*Written instruction*: Return every entry exactly.

*Extracted data entries*:

#####

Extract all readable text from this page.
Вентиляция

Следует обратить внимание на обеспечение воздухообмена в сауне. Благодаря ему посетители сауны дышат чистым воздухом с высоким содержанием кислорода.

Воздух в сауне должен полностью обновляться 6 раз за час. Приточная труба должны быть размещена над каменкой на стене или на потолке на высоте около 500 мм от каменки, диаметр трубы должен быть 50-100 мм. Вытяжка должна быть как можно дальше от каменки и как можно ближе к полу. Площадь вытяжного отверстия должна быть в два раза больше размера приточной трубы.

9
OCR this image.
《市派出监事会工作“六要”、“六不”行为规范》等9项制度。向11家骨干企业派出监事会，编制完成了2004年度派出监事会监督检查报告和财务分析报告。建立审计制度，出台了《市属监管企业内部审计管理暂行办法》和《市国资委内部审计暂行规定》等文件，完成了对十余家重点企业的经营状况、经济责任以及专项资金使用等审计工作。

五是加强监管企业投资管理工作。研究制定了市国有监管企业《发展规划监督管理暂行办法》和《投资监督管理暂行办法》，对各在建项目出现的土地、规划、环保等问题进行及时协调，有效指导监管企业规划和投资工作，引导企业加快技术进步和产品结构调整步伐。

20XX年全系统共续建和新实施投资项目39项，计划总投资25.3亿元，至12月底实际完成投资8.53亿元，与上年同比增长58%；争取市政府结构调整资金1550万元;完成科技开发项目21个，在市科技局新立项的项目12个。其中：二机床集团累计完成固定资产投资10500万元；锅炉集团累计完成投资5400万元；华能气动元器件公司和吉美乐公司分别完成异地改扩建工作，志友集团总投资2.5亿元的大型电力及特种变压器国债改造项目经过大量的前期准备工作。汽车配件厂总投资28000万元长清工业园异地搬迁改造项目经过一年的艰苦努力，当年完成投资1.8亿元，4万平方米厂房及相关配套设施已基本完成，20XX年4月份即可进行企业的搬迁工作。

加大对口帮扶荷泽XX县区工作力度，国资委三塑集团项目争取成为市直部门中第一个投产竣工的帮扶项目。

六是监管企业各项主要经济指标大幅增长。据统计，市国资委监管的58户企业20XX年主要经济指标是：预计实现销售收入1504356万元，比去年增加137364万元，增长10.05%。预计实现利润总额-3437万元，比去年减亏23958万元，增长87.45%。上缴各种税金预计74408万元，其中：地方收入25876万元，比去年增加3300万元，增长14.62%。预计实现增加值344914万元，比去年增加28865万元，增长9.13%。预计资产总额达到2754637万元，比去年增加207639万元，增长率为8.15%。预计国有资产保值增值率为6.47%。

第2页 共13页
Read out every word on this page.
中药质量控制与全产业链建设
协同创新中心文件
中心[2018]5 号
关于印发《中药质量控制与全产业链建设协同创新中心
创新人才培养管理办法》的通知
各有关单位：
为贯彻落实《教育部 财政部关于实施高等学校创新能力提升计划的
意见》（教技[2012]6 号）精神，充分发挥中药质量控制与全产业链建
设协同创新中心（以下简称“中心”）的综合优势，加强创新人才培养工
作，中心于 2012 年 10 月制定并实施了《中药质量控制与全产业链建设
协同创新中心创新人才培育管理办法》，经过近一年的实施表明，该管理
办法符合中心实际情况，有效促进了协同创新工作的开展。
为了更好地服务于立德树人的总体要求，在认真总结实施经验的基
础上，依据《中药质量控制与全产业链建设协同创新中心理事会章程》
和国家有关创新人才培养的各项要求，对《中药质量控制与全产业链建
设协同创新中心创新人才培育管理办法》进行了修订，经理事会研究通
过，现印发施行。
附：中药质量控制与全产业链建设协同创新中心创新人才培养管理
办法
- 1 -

#####

*The output*:
Extract all readable text from this page.
Вентиляция

Следует обратить внимание на обеспечение воздухообмена в сауне. Благодаря ему посетители сауны дышат чистым воздухом с высоким содержанием кислорода.

Воздух в сауне должен полностью обновляться 6 раз за час. Приточная труба должны быть размещена над каменкой на стене или на потолке на высоте около 500 мм от каменки, диаметр трубы должен быть 50-100 мм. Вытяжка должна быть как можно дальше от каменки и как можно ближе к полу. Площадь вытяжного отверстия должна быть в два раза больше размера приточной трубы.

9
OCR this image.
《市派出监事会工作“六要”、“六不”行为规范》等9项制度。向11家骨干企业派出监事会，编制完成了2004年度派出监事会监督检查报告和财务分析报告。建立审计制度，出台了《市属监管企业内部审计管理暂行办法》和《市国资委内部审计暂行规定》等文件，完成了对十余家重点企业的经营状况、经济责任以及专项资金使用等审计工作。

五是加强监管企业投资管理工作。研究制定了市国有监管企业《发展规划监督管理暂行办法》和《投资监督管理暂行办法》，对各在建项目出现的土地、规划、环保等问题进行及时协调，有效指导监管企业规划和投资工作，引导企业加快技术进步和产品结构调整步伐。

20XX年全系统共续建和新实施投资项目39项，计划总投资25.3亿元，至12月底实际完成投资8.53亿元，与上年同比增长58%；争取市政府结构调整资金1550万元;完成科技开发项目21个，在市科技局新立项的项目12个。其中：二机床集团累计完成固定资产投资10500万元；锅炉集团累计完成投资5400万元；华能气动元器件公司和吉美乐公司分别完成异地改扩建工作，志友集团总投资2.5亿元的大型电力及特种变压器国债改造项目经过大量的前期准备工作。汽车配件厂总投资28000万元长清工业园异地搬迁改造项目经过一年的艰苦努力，当年完成投资1.8亿元，4万平方米厂房及相关配套设施已基本完成，20XX年4月份即可进行企业的搬迁工作。

加大对口帮扶荷泽XX县区工作力度，国资委三塑集团项目争取成为市直部门中第一个投产竣工的帮扶项目。

六是监管企业各项主要经济指标大幅增长。据统计，市国资委监管的58户企业20XX年主要经济指标是：预计实现销售收入1504356万元，比去年增加137364万元，增长10.05%。预计实现利润总额-3437万元，比去年减亏23958万元，增长87.45%。上缴各种税金预计74408万元，其中：地方收入25876万元，比去年增加3300万元，增长14.62%。预计实现增加值344914万元，比去年增加28865万元，增长9.13%。预计资产总额达到2754637万元，比去年增加207639万元，增长率为8.15%。预计国有资产保值增值率为6.47%。

第2页 共13页
Read out every word on this page.
中药质量控制与全产业链建设
协同创新中心文件
中心[2018]5 号
关于印发《中药质量控制与全产业链建设协同创新中心
创新人才培养管理办法》的通知
各有关单位：
为贯彻落实《教育部 财政部关于实施高等学校创新能力提升计划的
意见》（教技[2012]6 号）精神，充分发挥中药质量控制与全产业链建
设协同创新中心（以下简称“中心”）的综合优势，加强创新人才培养工
作，中心于 2012 年 10 月制定并实施了《中药质量控制与全产业链建设
协同创新中心创新人才培育管理办法》，经过近一年的实施表明，该管理
办法符合中心实际情况，有效促进了协同创新工作的开展。
为了更好地服务于立德树人的总体要求，在认真总结实施经验的基
础上，依据《中药质量控制与全产业链建设协同创新中心理事会章程》
和国家有关创新人才培养的各项要求，对《中药质量控制与全产业链建
设协同创新中心创新人才培育管理办法》进行了修订，经理事会研究通
过，现印发施行。
附：中药质量控制与全产业链建设协同创新中心创新人才培养管理
办法
- 1 -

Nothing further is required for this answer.